--- GOAL ---
Extract every line that includes the string "title".

--- MATERIALS PROVIDED ---
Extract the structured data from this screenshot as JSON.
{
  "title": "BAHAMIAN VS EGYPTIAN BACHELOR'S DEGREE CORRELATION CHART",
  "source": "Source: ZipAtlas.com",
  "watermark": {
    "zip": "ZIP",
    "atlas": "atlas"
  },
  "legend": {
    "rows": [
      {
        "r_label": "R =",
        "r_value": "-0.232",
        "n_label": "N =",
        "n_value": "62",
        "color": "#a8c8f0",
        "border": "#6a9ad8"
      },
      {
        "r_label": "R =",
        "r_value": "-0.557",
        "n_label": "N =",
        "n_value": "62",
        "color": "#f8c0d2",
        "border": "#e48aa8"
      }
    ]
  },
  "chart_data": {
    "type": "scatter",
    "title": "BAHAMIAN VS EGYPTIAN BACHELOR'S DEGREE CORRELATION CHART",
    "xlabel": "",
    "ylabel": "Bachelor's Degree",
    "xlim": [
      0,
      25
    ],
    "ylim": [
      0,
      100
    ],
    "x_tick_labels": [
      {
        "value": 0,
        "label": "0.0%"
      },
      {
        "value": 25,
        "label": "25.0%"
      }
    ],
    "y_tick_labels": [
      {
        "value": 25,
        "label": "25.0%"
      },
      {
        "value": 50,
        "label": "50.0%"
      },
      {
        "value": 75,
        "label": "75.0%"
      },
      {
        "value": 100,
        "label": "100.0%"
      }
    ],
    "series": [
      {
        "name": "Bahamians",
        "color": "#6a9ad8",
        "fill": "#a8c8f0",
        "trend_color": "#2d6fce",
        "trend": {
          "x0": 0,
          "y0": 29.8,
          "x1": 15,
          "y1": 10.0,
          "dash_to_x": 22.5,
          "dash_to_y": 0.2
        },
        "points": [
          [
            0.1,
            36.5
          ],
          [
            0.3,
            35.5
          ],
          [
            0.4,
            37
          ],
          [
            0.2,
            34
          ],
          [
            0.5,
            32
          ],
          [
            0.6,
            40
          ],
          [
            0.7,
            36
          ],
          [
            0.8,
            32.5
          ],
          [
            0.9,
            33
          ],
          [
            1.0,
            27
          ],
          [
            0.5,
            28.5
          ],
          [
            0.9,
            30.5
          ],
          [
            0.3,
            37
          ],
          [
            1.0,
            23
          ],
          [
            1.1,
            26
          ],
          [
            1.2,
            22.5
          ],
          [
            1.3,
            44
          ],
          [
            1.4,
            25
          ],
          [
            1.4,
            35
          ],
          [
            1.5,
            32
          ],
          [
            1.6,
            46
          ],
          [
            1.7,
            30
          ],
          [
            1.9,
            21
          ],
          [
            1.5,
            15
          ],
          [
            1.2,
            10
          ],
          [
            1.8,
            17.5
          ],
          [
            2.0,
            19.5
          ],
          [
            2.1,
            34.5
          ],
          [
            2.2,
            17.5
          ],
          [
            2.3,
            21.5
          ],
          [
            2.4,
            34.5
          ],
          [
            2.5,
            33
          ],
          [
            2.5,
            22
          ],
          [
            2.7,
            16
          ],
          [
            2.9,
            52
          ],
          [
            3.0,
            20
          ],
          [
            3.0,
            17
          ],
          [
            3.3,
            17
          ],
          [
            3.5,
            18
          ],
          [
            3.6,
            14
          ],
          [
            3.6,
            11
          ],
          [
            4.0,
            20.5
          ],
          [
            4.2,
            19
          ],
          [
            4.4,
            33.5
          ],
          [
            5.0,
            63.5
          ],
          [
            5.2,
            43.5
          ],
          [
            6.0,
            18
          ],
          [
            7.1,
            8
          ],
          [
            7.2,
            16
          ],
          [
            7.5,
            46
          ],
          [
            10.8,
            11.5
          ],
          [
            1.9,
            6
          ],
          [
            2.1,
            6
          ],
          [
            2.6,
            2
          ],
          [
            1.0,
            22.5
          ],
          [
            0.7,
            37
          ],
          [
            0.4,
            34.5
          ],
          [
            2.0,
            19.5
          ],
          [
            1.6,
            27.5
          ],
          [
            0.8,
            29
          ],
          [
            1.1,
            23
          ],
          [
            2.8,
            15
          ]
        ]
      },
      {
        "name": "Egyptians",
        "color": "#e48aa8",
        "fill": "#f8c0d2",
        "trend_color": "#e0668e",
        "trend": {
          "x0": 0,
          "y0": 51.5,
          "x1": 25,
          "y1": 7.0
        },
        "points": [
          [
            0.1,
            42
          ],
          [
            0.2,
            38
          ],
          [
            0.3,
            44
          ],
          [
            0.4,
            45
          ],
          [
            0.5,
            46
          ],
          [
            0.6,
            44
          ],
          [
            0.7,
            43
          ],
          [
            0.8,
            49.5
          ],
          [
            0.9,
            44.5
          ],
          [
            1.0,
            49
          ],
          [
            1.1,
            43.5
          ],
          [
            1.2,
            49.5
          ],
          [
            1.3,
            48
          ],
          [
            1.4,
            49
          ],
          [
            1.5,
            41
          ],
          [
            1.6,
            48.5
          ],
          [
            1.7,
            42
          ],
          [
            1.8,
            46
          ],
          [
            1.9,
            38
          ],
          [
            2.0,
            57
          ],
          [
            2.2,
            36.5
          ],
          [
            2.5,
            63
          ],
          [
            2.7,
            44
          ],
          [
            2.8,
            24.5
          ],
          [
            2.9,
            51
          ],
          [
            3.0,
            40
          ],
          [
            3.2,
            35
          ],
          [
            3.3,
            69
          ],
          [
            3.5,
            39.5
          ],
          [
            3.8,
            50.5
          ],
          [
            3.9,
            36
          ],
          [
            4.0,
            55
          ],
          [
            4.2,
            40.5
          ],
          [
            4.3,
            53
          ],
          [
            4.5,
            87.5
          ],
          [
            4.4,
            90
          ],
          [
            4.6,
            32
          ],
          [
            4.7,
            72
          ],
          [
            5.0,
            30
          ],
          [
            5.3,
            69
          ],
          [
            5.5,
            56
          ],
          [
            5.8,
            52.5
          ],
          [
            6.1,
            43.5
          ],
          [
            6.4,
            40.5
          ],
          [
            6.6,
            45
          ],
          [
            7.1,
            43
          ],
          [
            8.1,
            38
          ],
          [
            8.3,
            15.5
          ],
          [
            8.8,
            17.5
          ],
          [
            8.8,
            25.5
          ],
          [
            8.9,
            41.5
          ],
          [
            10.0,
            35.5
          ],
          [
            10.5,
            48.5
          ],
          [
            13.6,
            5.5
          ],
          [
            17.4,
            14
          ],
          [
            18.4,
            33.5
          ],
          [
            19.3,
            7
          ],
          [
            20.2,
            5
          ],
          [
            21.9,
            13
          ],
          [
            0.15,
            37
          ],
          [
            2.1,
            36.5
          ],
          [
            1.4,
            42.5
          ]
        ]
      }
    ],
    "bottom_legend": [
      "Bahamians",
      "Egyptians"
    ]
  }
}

...

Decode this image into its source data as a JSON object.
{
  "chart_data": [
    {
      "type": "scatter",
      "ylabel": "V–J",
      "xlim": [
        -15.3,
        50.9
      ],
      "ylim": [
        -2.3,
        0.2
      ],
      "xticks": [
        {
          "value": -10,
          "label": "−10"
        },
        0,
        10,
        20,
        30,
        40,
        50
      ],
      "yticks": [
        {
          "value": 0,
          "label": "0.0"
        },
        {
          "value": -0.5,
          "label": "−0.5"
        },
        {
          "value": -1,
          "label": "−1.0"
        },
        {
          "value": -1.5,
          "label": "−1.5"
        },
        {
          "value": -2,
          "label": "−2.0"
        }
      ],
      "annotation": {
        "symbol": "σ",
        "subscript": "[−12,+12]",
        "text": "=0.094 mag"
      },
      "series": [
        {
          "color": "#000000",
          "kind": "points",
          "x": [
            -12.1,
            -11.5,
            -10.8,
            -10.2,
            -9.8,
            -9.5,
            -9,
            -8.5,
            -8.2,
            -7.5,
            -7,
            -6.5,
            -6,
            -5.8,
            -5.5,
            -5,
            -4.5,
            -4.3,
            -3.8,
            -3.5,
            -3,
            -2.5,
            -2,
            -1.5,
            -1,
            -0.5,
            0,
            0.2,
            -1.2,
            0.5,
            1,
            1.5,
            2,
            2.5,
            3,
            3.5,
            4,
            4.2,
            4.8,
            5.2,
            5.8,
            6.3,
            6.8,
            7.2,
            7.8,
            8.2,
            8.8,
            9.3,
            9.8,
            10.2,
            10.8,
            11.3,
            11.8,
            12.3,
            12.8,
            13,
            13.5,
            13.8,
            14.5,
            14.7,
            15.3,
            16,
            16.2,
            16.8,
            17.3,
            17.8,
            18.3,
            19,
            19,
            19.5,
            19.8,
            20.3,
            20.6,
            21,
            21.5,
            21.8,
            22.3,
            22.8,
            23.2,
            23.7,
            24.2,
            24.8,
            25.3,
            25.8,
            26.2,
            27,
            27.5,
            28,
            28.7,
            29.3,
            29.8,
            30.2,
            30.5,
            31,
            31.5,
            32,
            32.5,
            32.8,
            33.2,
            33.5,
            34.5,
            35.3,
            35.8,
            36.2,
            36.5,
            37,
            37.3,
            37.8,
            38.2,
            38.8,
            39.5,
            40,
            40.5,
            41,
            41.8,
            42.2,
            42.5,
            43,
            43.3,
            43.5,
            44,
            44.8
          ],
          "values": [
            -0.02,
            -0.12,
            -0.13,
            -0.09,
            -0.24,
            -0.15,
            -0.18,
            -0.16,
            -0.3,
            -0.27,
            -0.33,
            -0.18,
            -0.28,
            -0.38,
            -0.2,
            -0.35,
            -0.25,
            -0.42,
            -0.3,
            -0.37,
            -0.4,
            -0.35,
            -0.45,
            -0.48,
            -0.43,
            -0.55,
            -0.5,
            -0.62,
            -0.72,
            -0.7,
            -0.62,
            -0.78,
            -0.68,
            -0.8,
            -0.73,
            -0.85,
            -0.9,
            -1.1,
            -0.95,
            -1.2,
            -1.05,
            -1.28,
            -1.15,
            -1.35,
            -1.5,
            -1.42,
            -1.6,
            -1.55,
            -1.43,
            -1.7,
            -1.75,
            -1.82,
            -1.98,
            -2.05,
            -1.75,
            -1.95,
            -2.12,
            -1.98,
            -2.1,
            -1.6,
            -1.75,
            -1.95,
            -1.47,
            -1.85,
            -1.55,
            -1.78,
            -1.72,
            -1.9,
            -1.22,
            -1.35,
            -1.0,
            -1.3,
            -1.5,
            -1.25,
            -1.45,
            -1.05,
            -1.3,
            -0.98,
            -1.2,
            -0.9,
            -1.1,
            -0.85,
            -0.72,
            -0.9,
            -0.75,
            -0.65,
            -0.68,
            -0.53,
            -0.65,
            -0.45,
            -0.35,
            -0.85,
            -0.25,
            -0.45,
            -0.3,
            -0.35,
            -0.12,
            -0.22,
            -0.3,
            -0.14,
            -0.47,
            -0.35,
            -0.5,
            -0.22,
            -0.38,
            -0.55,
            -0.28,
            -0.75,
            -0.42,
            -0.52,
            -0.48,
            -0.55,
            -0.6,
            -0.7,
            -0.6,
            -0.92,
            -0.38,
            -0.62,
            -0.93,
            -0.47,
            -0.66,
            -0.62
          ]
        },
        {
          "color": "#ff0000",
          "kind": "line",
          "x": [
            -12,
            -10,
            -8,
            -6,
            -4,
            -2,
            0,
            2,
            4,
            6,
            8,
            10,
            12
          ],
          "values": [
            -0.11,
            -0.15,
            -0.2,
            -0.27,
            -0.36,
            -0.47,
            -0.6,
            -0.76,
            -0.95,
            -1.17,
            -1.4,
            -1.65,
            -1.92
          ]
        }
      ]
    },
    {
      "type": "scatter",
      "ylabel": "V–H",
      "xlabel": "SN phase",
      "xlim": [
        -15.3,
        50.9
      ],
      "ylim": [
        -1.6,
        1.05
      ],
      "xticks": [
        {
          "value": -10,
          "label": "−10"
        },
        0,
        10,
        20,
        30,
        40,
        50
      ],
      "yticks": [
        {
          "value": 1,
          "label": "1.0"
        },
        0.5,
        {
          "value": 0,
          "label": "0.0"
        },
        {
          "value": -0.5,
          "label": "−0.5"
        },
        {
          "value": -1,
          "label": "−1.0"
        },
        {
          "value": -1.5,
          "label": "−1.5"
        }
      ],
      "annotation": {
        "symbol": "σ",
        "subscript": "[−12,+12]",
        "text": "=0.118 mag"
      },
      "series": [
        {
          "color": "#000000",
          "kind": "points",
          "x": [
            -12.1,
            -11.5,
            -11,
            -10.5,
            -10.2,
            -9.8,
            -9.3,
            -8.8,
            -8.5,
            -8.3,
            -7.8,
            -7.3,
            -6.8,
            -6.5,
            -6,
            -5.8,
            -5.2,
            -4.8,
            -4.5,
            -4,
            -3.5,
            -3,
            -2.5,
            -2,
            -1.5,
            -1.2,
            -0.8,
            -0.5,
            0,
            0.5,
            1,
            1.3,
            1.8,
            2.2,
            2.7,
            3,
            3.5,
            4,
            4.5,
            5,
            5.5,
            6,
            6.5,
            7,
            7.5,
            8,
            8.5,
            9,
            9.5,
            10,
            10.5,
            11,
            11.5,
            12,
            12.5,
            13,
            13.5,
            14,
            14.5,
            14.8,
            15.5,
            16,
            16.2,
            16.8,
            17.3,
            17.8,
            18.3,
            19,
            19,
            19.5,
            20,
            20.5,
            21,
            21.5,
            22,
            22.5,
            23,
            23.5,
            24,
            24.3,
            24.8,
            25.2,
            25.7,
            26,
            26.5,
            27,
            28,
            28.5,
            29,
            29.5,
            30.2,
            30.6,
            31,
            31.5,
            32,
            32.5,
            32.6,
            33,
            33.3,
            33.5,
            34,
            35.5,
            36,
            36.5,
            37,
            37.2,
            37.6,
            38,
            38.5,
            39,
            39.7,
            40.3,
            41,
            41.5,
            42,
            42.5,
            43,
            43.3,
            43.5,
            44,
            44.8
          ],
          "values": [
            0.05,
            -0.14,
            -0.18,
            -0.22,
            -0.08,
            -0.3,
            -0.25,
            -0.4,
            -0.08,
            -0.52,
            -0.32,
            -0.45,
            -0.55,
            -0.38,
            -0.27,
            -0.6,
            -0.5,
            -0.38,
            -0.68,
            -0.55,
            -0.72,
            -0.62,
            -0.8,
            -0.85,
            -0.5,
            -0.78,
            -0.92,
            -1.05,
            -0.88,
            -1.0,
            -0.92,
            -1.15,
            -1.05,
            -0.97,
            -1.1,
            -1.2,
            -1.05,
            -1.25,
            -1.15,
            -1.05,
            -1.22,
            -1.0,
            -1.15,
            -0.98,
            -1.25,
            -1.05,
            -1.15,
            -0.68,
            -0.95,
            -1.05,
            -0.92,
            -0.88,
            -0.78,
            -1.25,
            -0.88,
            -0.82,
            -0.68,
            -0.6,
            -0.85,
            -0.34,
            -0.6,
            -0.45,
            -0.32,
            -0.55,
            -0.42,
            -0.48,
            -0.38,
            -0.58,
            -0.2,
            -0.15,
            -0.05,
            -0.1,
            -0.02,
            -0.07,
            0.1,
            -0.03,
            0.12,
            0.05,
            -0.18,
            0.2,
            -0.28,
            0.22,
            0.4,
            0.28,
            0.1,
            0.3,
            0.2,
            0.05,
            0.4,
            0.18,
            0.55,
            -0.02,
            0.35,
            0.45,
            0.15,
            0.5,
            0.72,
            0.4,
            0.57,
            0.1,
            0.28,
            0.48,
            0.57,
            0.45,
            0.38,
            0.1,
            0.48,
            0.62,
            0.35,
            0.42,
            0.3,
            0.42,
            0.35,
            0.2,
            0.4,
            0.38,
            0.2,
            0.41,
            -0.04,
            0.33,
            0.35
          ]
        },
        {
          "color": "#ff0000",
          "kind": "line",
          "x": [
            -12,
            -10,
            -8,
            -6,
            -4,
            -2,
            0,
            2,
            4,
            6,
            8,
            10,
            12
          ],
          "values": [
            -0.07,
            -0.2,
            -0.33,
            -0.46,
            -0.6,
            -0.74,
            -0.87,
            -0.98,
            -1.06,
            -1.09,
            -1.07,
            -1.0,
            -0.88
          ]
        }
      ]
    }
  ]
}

--- PROBLEM SOLUTION ---
  "title": "BAHAMIAN VS EGYPTIAN BACHELOR'S DEGREE CORRELATION CHART",
    "title": "BAHAMIAN VS EGYPTIAN BACHELOR'S DEGREE CORRELATION CHART",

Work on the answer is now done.